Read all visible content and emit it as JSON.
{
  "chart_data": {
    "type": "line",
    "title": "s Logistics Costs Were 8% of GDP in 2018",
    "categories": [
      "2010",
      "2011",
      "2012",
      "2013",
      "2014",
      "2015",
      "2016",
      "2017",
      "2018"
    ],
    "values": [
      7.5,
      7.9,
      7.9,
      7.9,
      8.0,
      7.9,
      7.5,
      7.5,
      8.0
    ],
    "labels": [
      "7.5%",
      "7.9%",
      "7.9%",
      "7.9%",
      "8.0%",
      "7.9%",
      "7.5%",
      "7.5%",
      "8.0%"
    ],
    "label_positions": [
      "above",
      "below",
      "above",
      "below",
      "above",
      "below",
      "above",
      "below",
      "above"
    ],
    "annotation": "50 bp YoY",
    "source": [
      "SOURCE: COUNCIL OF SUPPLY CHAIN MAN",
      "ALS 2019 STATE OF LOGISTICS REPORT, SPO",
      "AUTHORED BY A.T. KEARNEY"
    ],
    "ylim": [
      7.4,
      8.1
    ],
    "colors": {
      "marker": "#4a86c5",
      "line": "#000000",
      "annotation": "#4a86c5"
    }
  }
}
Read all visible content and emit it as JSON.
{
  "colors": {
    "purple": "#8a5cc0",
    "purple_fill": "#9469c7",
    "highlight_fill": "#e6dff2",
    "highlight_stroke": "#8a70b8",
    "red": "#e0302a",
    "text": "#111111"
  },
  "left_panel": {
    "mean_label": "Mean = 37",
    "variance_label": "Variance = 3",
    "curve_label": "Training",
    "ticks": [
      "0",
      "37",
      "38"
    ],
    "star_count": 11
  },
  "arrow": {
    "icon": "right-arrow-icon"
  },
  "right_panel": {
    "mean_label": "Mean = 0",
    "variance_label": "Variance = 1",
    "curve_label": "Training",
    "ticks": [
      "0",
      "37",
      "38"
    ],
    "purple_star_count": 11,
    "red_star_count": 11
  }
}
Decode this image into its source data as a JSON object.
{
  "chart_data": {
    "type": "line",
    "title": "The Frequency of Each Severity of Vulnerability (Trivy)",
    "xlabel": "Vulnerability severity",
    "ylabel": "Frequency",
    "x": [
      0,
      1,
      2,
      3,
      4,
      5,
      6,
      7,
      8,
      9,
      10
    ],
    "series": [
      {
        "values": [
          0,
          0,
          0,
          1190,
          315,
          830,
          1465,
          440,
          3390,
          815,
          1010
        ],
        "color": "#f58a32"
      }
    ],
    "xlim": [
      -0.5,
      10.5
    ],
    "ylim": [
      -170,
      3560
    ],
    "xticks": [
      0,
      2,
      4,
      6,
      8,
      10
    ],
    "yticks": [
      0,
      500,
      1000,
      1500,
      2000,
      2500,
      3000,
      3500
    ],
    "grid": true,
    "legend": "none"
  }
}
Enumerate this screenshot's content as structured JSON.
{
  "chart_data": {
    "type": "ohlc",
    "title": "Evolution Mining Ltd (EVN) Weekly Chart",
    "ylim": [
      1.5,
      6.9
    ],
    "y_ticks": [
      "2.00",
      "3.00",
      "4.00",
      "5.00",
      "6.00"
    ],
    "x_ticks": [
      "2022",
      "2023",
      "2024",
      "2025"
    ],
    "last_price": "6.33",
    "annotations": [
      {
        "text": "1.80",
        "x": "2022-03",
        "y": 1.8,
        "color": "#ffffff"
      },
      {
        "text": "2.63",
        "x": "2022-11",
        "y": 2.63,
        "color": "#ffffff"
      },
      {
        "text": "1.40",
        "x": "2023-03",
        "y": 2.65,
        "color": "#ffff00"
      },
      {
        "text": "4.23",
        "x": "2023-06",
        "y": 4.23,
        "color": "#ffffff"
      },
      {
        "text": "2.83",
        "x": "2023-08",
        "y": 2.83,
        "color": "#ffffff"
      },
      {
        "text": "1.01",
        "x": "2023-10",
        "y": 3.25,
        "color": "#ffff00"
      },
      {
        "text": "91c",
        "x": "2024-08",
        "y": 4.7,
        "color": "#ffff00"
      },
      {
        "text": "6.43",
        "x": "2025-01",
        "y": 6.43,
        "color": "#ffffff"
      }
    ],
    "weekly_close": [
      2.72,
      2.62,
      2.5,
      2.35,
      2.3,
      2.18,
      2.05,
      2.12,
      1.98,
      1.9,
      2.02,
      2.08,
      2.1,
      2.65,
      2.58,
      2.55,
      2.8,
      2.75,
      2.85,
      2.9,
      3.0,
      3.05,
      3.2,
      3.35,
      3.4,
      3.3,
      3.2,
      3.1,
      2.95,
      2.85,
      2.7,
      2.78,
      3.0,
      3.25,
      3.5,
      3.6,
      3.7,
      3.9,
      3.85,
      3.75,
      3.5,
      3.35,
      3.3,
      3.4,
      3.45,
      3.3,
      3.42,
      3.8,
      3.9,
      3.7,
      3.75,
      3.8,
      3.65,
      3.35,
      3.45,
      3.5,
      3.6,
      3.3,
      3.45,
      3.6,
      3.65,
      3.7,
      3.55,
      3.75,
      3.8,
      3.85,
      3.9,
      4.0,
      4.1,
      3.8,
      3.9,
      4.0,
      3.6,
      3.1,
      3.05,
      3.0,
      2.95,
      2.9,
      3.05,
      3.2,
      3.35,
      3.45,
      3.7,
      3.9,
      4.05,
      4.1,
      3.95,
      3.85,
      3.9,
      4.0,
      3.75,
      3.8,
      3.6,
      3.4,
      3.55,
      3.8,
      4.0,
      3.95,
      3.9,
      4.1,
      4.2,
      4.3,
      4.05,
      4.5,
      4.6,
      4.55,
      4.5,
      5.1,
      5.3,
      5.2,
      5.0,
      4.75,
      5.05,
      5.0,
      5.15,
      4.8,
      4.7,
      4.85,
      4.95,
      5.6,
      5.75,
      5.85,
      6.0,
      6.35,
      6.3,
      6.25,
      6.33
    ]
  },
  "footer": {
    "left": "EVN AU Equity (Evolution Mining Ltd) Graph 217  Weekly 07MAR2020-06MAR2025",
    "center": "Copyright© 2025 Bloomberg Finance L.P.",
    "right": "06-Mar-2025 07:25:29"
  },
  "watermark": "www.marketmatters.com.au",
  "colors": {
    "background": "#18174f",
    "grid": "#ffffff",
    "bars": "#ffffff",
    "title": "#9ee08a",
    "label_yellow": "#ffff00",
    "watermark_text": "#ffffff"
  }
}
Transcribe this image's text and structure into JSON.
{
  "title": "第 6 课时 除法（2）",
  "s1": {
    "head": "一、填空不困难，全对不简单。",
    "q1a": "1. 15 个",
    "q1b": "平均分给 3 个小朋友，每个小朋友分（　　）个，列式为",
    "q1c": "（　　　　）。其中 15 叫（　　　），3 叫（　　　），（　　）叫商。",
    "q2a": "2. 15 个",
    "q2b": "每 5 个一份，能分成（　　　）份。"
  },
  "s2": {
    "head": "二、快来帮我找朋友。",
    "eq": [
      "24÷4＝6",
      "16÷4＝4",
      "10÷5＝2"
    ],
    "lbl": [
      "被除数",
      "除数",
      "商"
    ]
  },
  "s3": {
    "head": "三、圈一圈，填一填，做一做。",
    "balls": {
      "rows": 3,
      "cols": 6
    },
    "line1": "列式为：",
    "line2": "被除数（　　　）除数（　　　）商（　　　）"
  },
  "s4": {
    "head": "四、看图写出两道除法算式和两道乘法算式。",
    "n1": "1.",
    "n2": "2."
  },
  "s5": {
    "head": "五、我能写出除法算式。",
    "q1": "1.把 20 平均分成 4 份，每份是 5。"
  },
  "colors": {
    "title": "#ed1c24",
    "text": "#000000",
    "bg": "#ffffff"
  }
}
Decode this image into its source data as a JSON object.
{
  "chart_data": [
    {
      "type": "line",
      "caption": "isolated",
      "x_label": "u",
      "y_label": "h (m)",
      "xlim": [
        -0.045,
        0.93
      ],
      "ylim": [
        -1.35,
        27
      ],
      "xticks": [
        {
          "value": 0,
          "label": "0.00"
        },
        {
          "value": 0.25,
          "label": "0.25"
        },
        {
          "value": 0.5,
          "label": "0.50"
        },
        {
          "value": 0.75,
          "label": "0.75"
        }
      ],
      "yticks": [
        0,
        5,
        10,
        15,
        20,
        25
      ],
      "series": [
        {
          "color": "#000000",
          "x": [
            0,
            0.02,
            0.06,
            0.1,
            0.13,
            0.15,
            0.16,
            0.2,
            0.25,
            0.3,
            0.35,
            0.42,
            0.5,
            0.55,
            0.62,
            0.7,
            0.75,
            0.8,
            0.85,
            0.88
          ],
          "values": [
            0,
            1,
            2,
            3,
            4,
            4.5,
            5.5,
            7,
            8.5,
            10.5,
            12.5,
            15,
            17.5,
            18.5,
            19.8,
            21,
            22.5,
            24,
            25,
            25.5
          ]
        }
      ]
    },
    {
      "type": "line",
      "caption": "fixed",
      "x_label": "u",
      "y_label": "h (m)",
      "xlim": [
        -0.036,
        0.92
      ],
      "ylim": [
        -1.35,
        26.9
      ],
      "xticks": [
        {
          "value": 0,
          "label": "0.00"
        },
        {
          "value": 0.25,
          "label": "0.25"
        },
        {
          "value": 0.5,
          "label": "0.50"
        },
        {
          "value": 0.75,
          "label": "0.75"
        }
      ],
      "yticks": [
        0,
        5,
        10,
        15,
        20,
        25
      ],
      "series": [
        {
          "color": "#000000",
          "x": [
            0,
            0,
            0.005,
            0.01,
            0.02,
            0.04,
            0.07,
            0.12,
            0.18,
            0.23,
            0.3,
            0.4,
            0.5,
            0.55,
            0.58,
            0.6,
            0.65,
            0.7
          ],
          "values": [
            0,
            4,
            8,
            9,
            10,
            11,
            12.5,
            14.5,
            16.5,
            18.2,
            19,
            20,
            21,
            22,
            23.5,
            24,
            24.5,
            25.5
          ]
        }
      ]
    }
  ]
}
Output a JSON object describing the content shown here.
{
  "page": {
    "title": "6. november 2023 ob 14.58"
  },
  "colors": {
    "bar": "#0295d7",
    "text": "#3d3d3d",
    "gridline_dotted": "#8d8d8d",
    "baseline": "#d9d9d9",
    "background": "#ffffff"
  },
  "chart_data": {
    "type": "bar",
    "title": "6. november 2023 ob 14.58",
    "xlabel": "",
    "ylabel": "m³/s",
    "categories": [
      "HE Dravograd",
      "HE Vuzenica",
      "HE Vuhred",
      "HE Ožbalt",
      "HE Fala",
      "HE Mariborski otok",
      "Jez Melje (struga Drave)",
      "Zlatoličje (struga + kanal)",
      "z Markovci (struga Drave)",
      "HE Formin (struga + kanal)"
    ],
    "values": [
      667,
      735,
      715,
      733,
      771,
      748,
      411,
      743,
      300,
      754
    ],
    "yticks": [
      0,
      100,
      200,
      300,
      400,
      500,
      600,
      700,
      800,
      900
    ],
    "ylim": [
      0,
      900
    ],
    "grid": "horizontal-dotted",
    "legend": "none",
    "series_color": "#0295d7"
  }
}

**OBJECTIVE**. Find the lines of the material that hold the word "kanal" and report their count alone.

**FINAL RESULT**. 2